-- BEGIN --

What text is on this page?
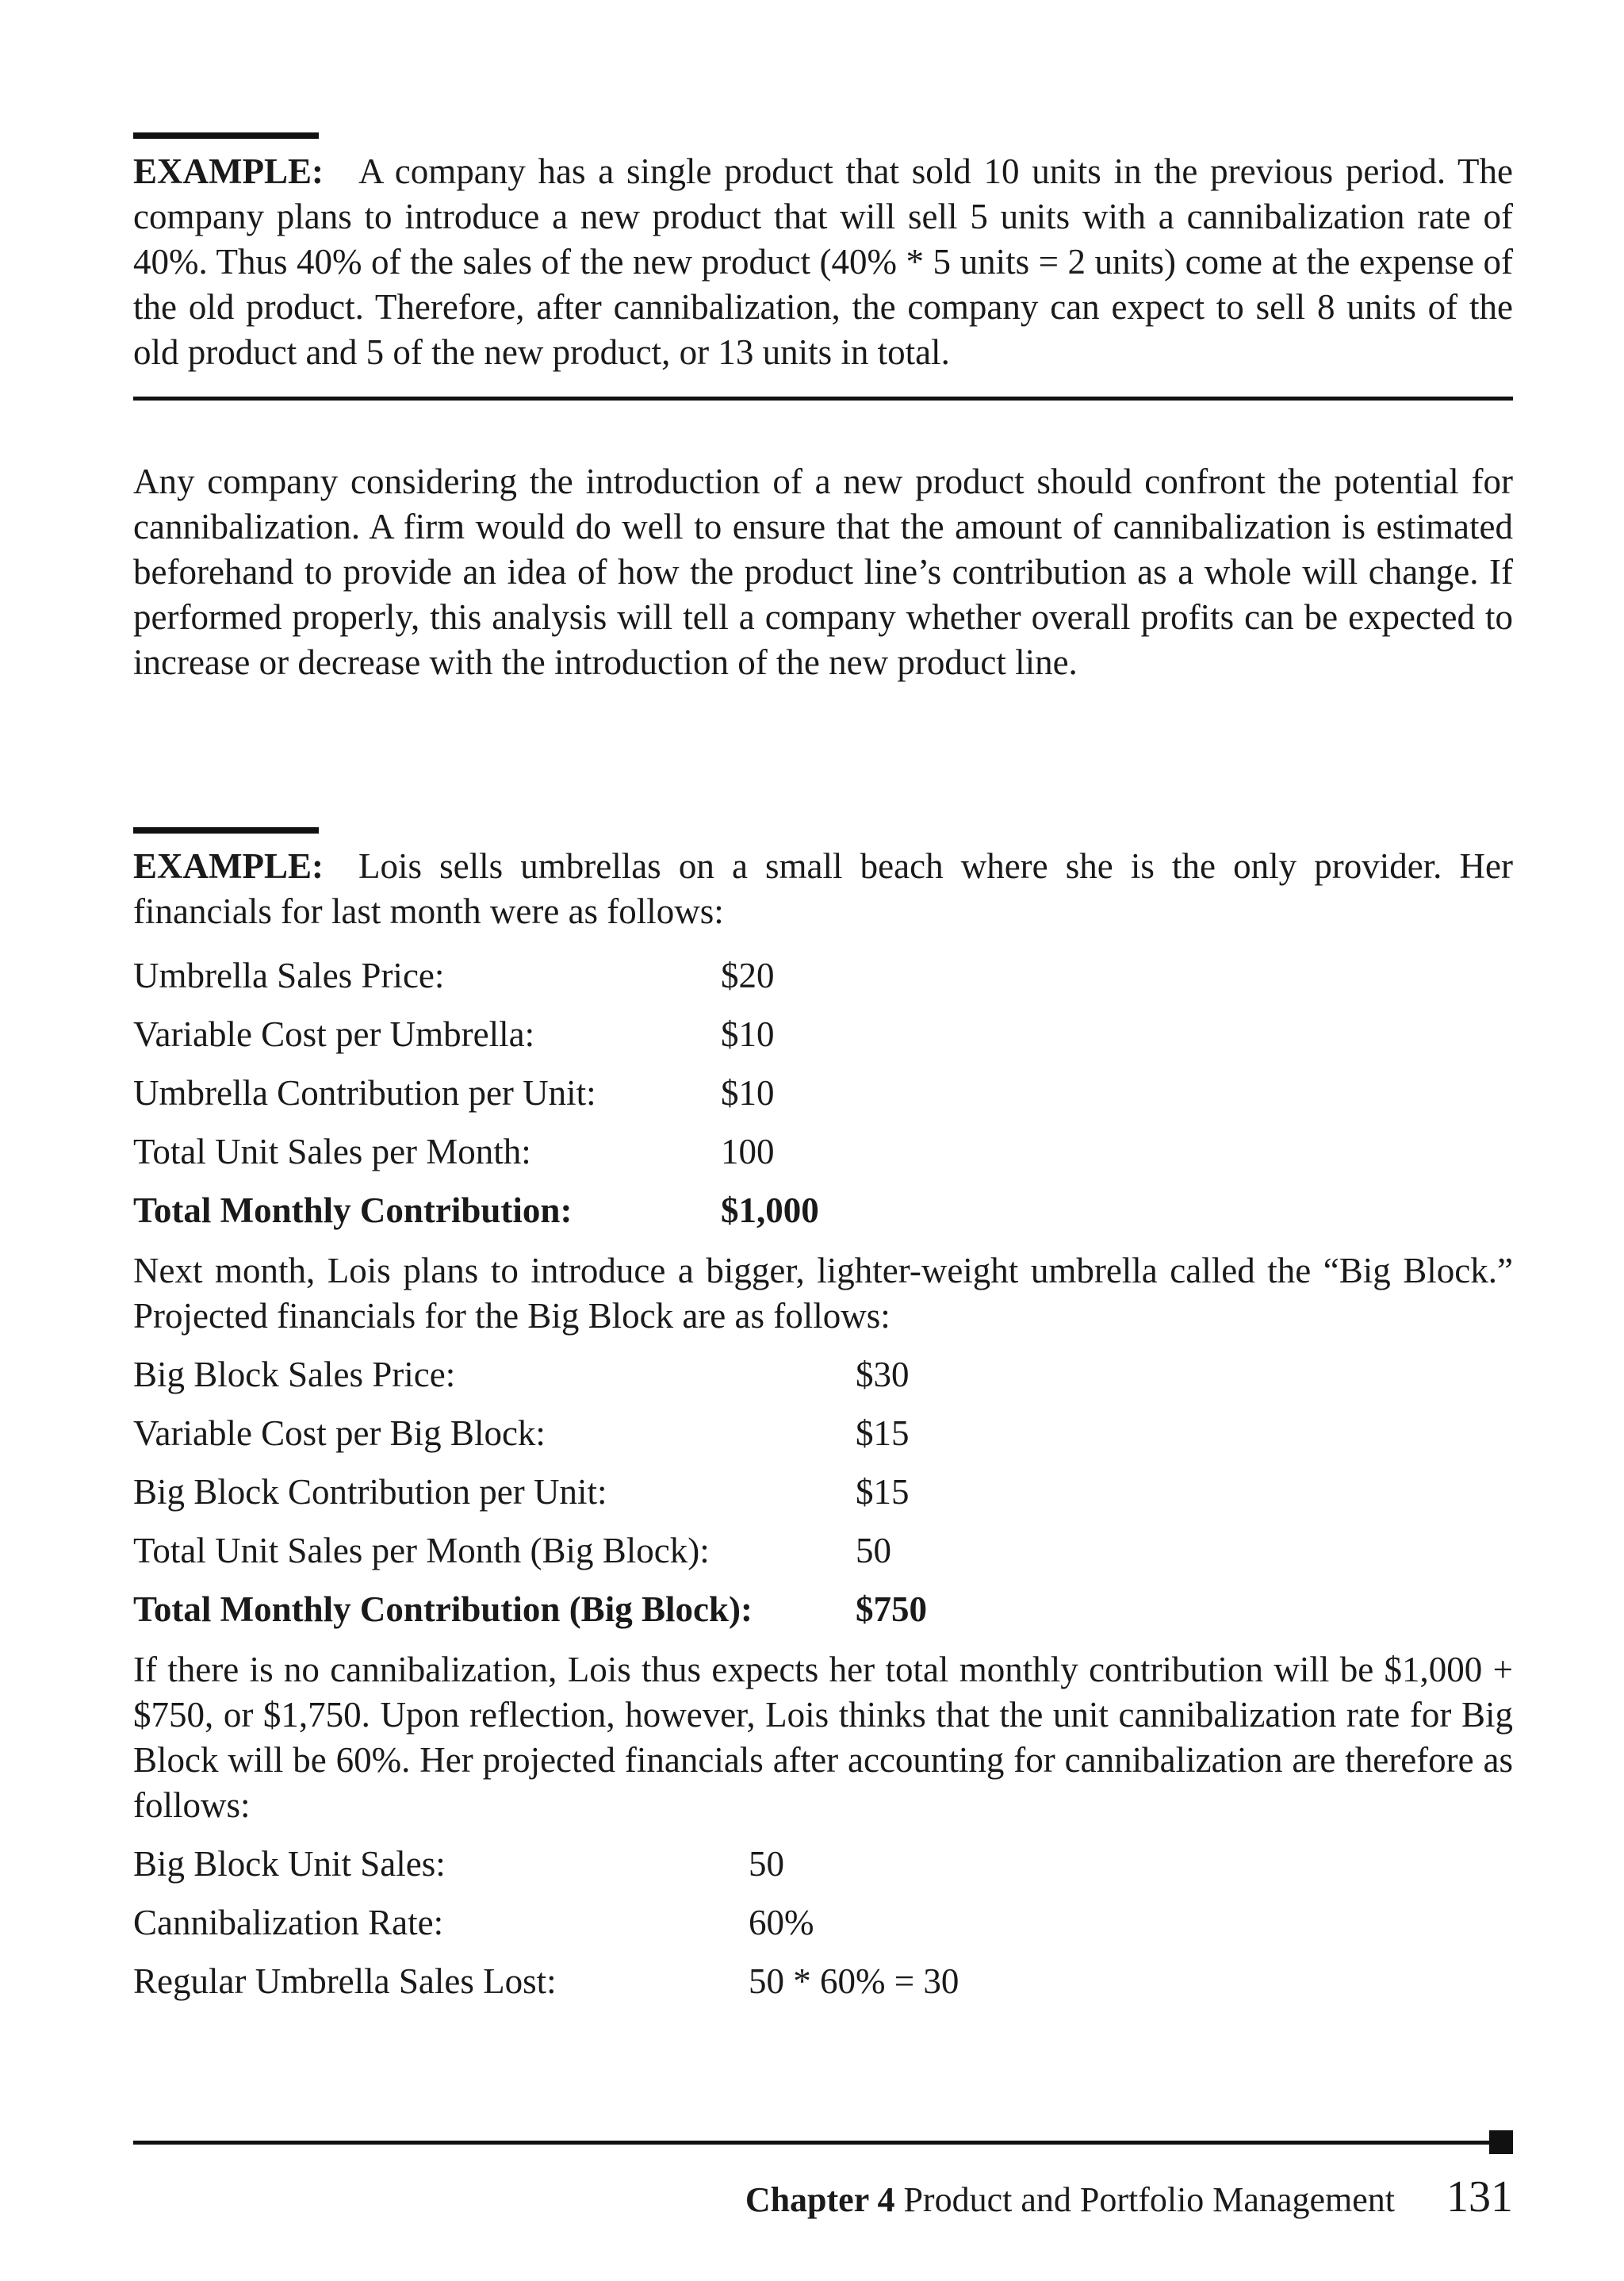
EXAMPLE: A company has a single product that sold 10 units in the previous period. The company plans to introduce a new product that will sell 5 units with a cannibalization rate of 40%. Thus 40% of the sales of the new product (40% * 5 units = 2 units) come at the expense of the old product. Therefore, after cannibalization, the company can expect to sell 8 units of the old product and 5 of the new product, or 13 units in total.

Any company considering the introduction of a new product should confront the potential for cannibalization. A firm would do well to ensure that the amount of cannibalization is estimated beforehand to provide an idea of how the product line’s contribution as a whole will change. If performed properly, this analysis will tell a company whether overall profits can be expected to increase or decrease with the introduction of the new product line.

EXAMPLE: Lois sells umbrellas on a small beach where she is the only provider. Her financials for last month were as follows:

Umbrella Sales Price:	$20
Variable Cost per Umbrella:	$10
Umbrella Contribution per Unit:	$10
Total Unit Sales per Month:	100
Total Monthly Contribution:	$1,000

Next month, Lois plans to introduce a bigger, lighter-weight umbrella called the “Big Block.” Projected financials for the Big Block are as follows:

Big Block Sales Price:	$30
Variable Cost per Big Block:	$15
Big Block Contribution per Unit:	$15
Total Unit Sales per Month (Big Block):	50
Total Monthly Contribution (Big Block):	$750

If there is no cannibalization, Lois thus expects her total monthly contribution will be $1,000 + $750, or $1,750. Upon reflection, however, Lois thinks that the unit cannibalization rate for Big Block will be 60%. Her projected financials after accounting for cannibalization are therefore as follows:

Big Block Unit Sales:	50
Cannibalization Rate:	60%
Regular Umbrella Sales Lost:	50 * 60% = 30
Chapter 4 Product and Portfolio Management 131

-- END --

**What is required:**
Write out the full set of lines verbatim, without the pictures.

**Result of the task:**
What text is on this page?
EXAMPLE: A company has a single product that sold 10 units in the previous period. The company plans to introduce a new product that will sell 5 units with a cannibalization rate of 40%. Thus 40% of the sales of the new product (40% * 5 units = 2 units) come at the expense of the old product. Therefore, after cannibalization, the company can expect to sell 8 units of the old product and 5 of the new product, or 13 units in total.

Any company considering the introduction of a new product should confront the potential for cannibalization. A firm would do well to ensure that the amount of cannibalization is estimated beforehand to provide an idea of how the product line’s contribution as a whole will change. If performed properly, this analysis will tell a company whether overall profits can be expected to increase or decrease with the introduction of the new product line.

EXAMPLE: Lois sells umbrellas on a small beach where she is the only provider. Her financials for last month were as follows:

Umbrella Sales Price:	$20
Variable Cost per Umbrella:	$10
Umbrella Contribution per Unit:	$10
Total Unit Sales per Month:	100
Total Monthly Contribution:	$1,000

Next month, Lois plans to introduce a bigger, lighter-weight umbrella called the “Big Block.” Projected financials for the Big Block are as follows:

Big Block Sales Price:	$30
Variable Cost per Big Block:	$15
Big Block Contribution per Unit:	$15
Total Unit Sales per Month (Big Block):	50
Total Monthly Contribution (Big Block):	$750

If there is no cannibalization, Lois thus expects her total monthly contribution will be $1,000 + $750, or $1,750. Upon reflection, however, Lois thinks that the unit cannibalization rate for Big Block will be 60%. Her projected financials after accounting for cannibalization are therefore as follows:

Big Block Unit Sales:	50
Cannibalization Rate:	60%
Regular Umbrella Sales Lost:	50 * 60% = 30
Chapter 4 Product and Portfolio Management 131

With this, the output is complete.